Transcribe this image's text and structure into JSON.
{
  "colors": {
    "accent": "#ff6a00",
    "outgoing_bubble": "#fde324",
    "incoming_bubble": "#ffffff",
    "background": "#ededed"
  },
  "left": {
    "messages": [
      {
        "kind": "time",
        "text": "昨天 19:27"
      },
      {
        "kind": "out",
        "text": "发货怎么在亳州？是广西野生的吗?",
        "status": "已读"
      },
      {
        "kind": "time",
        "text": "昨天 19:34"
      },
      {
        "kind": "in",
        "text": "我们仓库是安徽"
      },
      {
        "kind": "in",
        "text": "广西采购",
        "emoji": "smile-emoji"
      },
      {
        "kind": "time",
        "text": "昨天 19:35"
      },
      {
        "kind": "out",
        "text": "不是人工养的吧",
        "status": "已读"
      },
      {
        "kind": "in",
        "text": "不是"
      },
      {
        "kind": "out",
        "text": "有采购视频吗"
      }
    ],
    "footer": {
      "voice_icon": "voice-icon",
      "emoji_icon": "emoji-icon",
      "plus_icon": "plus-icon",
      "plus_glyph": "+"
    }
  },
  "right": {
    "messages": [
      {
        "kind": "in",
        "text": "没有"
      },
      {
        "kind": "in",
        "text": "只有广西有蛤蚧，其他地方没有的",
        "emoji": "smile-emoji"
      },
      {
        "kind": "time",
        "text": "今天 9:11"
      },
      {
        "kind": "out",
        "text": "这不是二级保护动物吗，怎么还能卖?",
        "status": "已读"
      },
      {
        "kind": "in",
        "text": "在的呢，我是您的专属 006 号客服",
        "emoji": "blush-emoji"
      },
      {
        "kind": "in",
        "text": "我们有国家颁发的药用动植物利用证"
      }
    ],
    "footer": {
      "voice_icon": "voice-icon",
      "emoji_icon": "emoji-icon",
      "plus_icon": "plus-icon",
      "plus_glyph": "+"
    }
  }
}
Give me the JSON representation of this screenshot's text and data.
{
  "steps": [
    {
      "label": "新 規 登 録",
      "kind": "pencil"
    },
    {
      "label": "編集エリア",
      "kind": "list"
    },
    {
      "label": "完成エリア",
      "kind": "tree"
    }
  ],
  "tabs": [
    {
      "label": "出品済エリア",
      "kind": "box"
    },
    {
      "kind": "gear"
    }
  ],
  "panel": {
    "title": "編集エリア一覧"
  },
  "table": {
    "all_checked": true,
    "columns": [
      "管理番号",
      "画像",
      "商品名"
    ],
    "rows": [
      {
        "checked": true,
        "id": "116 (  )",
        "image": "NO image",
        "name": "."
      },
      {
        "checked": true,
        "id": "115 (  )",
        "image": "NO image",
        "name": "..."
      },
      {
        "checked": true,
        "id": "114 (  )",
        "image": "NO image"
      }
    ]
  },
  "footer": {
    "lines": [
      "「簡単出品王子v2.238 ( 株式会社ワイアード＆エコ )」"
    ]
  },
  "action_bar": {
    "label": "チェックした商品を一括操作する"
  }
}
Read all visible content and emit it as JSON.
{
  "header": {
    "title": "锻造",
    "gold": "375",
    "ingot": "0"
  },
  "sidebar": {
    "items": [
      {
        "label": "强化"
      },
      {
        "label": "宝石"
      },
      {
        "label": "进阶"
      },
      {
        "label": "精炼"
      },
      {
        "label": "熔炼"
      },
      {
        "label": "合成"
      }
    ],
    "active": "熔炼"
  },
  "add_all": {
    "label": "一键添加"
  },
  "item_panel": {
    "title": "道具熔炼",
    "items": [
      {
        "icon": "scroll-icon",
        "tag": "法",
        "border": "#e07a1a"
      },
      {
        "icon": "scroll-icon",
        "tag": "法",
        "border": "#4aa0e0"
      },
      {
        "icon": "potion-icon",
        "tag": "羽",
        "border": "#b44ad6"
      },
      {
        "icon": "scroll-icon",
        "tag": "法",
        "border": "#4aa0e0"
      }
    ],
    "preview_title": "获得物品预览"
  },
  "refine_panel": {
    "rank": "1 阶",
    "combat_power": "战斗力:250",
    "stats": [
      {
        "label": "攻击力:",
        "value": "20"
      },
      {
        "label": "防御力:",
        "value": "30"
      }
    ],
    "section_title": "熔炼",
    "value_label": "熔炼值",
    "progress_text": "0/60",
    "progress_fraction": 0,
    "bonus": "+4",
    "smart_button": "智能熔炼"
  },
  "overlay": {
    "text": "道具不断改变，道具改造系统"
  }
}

* **What is required**:
Copy all lines from the material that include "border".

* **Result of the exercise**:
        "border": "#e07a1a"
        "border": "#4aa0e0"
        "border": "#b44ad6"
        "border": "#4aa0e0"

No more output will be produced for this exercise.